(Dataset records)
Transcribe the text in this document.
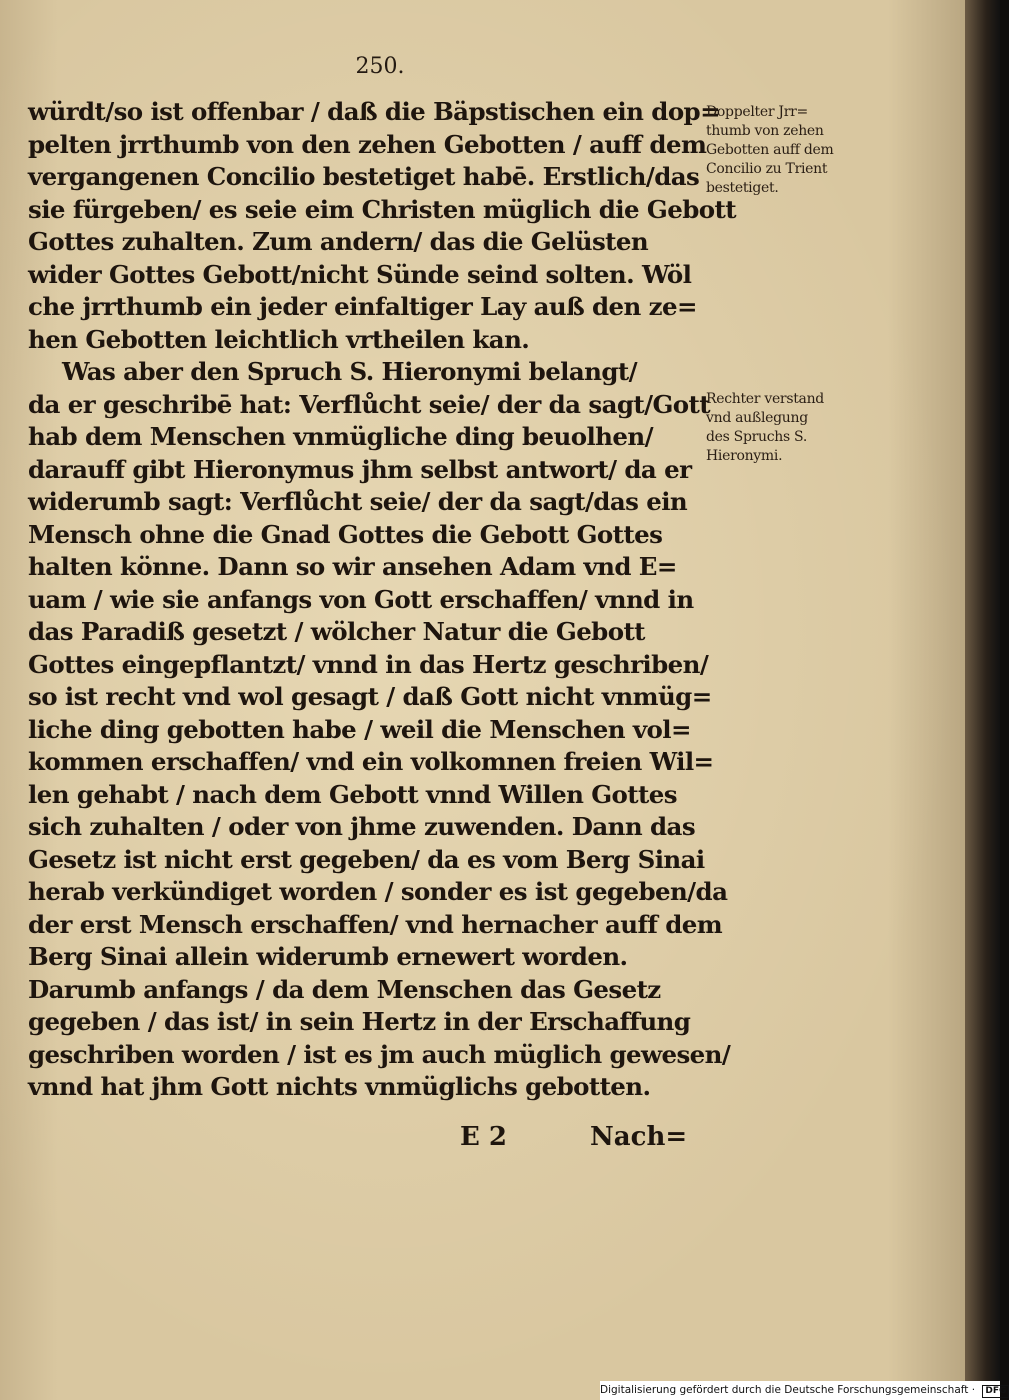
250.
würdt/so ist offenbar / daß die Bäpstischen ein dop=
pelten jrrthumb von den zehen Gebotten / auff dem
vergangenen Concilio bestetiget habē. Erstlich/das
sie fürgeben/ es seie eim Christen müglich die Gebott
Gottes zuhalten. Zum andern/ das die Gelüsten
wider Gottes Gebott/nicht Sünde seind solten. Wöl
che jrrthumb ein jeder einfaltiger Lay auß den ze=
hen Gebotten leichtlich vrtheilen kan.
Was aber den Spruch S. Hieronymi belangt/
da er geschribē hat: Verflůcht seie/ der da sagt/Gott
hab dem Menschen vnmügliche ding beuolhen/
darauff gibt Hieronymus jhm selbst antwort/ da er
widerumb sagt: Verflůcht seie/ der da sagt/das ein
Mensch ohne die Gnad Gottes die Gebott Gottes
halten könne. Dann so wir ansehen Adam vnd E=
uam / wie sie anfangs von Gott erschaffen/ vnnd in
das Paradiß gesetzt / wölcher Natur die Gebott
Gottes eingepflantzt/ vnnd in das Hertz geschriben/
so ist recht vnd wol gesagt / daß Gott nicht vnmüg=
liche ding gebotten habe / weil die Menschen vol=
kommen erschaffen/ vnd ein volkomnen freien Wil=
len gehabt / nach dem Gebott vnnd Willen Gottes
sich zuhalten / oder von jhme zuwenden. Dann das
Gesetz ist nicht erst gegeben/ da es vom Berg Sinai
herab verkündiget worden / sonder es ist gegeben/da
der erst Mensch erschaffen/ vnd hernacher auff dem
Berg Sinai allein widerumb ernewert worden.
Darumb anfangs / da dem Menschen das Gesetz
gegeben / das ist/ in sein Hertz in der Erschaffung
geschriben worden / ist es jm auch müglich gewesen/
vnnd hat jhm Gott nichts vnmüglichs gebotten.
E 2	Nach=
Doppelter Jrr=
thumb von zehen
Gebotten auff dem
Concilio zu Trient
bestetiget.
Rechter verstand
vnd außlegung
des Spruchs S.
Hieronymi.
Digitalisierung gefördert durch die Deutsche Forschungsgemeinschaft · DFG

--

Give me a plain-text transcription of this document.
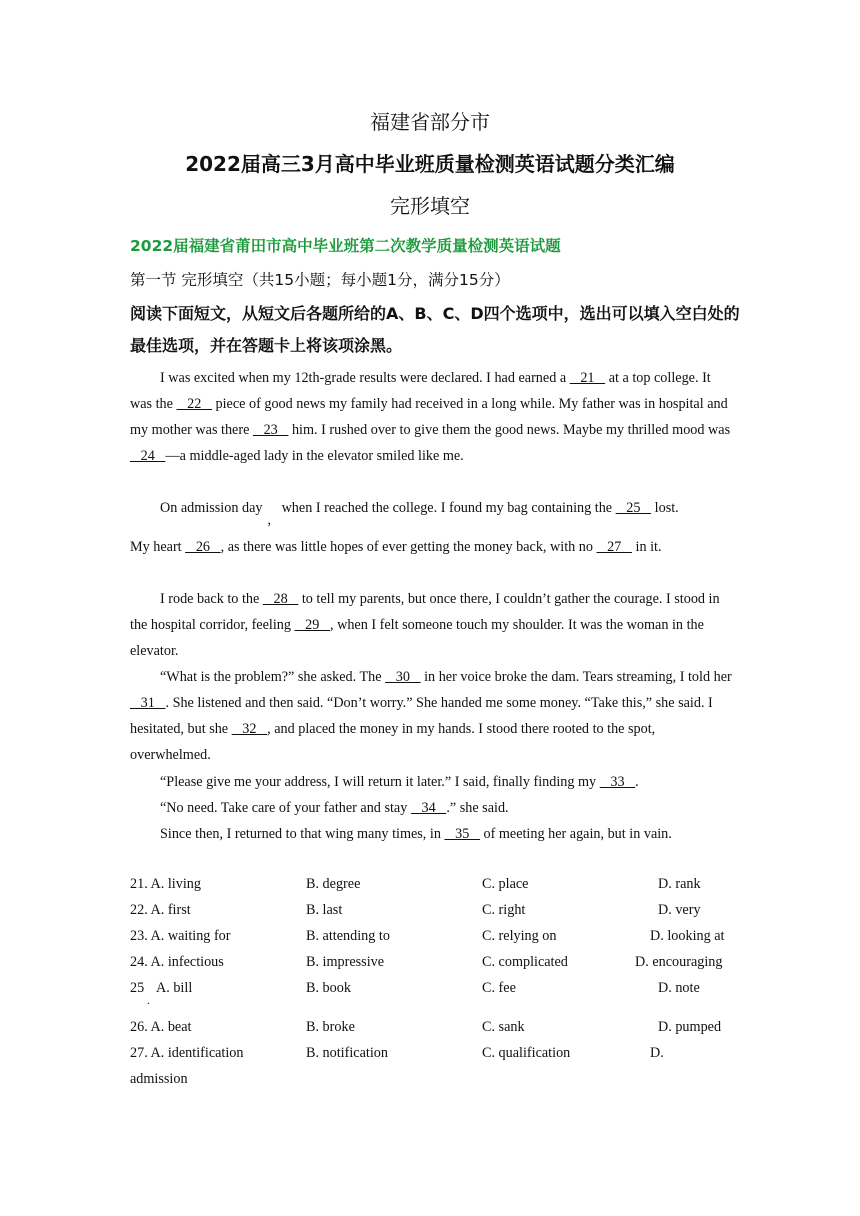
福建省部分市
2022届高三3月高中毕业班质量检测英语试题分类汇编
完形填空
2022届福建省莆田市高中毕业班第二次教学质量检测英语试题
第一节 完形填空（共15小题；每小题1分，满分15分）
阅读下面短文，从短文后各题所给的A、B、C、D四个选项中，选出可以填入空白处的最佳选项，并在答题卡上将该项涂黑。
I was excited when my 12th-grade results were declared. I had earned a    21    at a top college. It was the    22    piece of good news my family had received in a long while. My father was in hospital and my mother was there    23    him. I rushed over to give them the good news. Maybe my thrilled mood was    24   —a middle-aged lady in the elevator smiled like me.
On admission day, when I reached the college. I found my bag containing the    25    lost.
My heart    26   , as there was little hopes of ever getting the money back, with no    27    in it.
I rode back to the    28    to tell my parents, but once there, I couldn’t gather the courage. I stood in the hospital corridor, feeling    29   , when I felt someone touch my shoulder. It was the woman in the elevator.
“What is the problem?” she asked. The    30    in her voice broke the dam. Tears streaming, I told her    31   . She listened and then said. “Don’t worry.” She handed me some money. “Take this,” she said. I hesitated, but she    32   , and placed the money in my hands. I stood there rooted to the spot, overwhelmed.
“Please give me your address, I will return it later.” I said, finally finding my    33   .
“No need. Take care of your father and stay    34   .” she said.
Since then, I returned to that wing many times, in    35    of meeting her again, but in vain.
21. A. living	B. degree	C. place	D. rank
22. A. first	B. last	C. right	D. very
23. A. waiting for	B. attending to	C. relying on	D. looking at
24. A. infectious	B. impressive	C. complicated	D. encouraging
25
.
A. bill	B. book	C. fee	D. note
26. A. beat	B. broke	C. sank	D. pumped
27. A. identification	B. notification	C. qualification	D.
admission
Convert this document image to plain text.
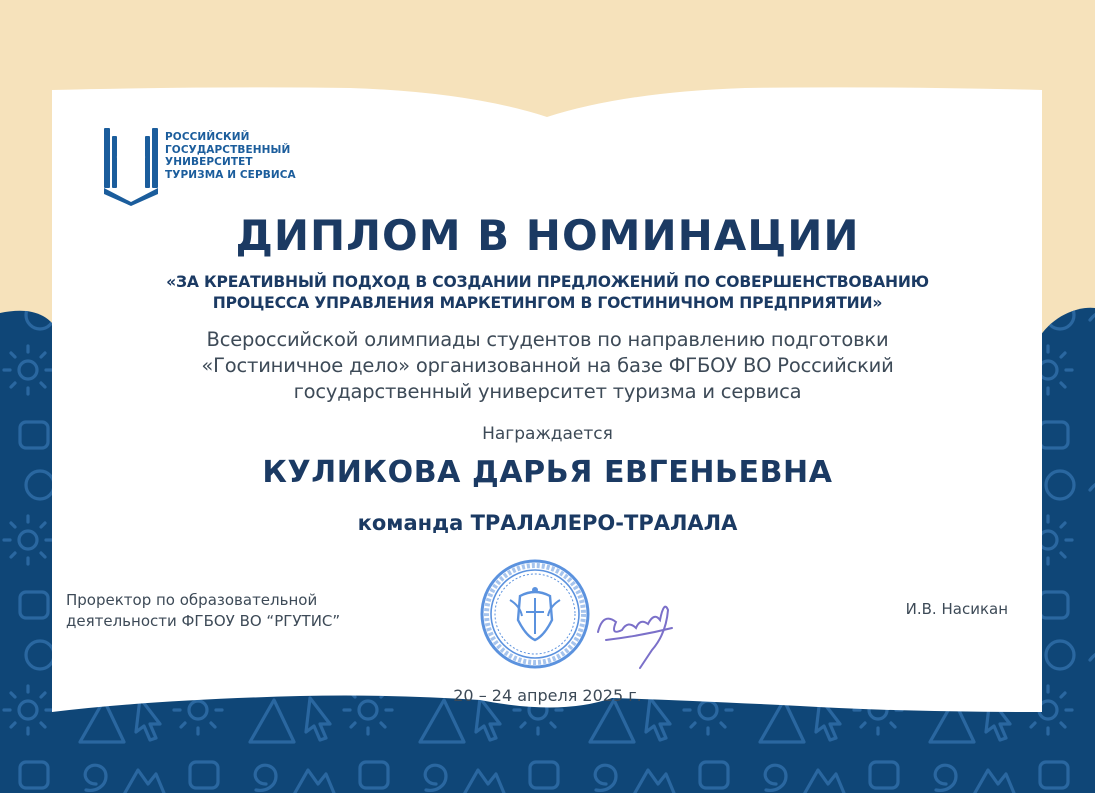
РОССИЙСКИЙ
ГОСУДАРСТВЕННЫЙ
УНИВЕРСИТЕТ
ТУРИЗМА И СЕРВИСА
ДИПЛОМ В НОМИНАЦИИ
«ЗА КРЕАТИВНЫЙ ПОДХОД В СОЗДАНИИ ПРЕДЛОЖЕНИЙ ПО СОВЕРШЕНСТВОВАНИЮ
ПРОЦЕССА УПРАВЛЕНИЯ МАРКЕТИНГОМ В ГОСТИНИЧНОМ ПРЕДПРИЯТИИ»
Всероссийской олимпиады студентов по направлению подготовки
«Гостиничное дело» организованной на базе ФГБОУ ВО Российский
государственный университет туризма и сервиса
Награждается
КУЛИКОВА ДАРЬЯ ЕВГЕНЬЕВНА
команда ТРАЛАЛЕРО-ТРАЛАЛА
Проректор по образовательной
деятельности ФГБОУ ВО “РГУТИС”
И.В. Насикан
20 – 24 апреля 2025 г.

Your task = Say how many lines in the records hold "admission", with the number as the whole reply.

Final result = 2